> [Text passage]
-- Begin --

My friend and former colleague from the Office of Legal Counsel, Bill Levin, has been following the Halbig case closely. Here are his thoughts on the aftermath of the case.
The aftermath of the D.C. Circuit decision in Halbig is encouraging.
On the PR front, it has been unexpectedly difficult for Obamacare defenders. In recorded speeches from 2011 and 2012, Obamacare architect Jonathan Gruber confirms that the central premise of Halbig is correct: Obamacare provides subsidies for state exchanges only (“[I]f you’re a state and you don’t set up an Exchange, that means your citizens don’t get their tax credits.”). Now in 2014 he says his statement, evidently recorded in varying versions on at least seven different occasions, and counting, was “just a speak-o—you know, like a typo,” which, unintelligible valley speak aside, cannot be accurate unless in the Michael Kinsley sense of accidentally telling the truth.
The multiple Gruber audio and video recordings are truly a smoking gun, readily available for all to evaluate the next time someone claims that Halbig seeks to undermine Obamacare, or in the colorful, but demonstrably unsound words of dissenting Senior Circuit Judge Edwards, “This claim is nonsense, made up out of whole cloth.”

-- End --

> [Extracted material]
-- Begin --

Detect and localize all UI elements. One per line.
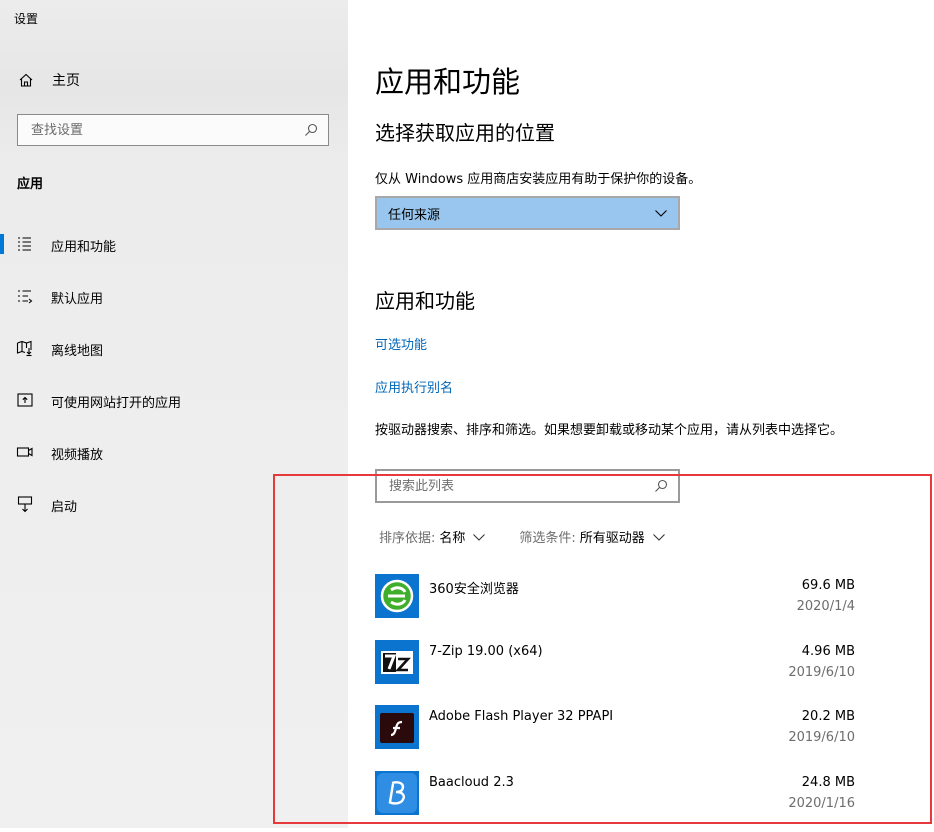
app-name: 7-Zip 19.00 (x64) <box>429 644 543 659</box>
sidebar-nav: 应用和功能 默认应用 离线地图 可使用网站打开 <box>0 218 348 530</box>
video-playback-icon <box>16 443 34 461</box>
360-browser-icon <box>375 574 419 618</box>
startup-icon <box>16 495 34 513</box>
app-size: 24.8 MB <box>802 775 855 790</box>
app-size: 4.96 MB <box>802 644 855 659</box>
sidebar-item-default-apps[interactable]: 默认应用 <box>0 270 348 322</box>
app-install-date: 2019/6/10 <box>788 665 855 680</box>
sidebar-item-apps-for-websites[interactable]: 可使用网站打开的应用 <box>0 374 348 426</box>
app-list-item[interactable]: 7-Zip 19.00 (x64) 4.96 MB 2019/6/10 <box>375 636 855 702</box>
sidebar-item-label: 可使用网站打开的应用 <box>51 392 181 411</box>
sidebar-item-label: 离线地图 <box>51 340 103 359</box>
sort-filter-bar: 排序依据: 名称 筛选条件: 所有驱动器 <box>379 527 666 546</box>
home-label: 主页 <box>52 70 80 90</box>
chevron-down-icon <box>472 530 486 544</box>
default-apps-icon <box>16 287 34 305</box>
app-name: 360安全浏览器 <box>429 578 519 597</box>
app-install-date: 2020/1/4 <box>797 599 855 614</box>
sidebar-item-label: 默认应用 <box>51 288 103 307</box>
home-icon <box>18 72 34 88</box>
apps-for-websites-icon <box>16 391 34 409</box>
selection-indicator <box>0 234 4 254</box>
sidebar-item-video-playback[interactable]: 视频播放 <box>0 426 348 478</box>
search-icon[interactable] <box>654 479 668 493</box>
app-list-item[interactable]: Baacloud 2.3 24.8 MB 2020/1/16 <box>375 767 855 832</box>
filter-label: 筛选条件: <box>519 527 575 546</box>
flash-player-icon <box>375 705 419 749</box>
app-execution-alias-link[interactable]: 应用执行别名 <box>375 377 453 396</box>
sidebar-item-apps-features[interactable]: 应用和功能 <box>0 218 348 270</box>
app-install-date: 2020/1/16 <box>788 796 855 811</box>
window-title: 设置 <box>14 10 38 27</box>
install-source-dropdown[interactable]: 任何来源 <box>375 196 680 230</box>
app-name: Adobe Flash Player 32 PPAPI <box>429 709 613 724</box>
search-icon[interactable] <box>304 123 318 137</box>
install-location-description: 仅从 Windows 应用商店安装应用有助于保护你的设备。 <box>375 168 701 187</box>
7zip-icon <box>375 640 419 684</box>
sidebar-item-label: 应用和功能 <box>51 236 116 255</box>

-- End --

> [Tasks to perform]
#1 In the Halbig passage, which judge is quoted calling the claim "nonsense, made up out of whole cloth"?
#2 Print everything in the Halbig passage from "My friend and" down to "Halbig is encouraging.".
The material after the Halbig passage stands apart from that text.

> [Answers for the tasks]
#1 Senior Circuit Judge Edwards, who dissented.

#2
My friend and former colleague from the Office of Legal Counsel, Bill Levin, has been following the Halbig case closely. Here are his thoughts on the aftermath of the case.
The aftermath of the D.C. Circuit decision in Halbig is encouraging.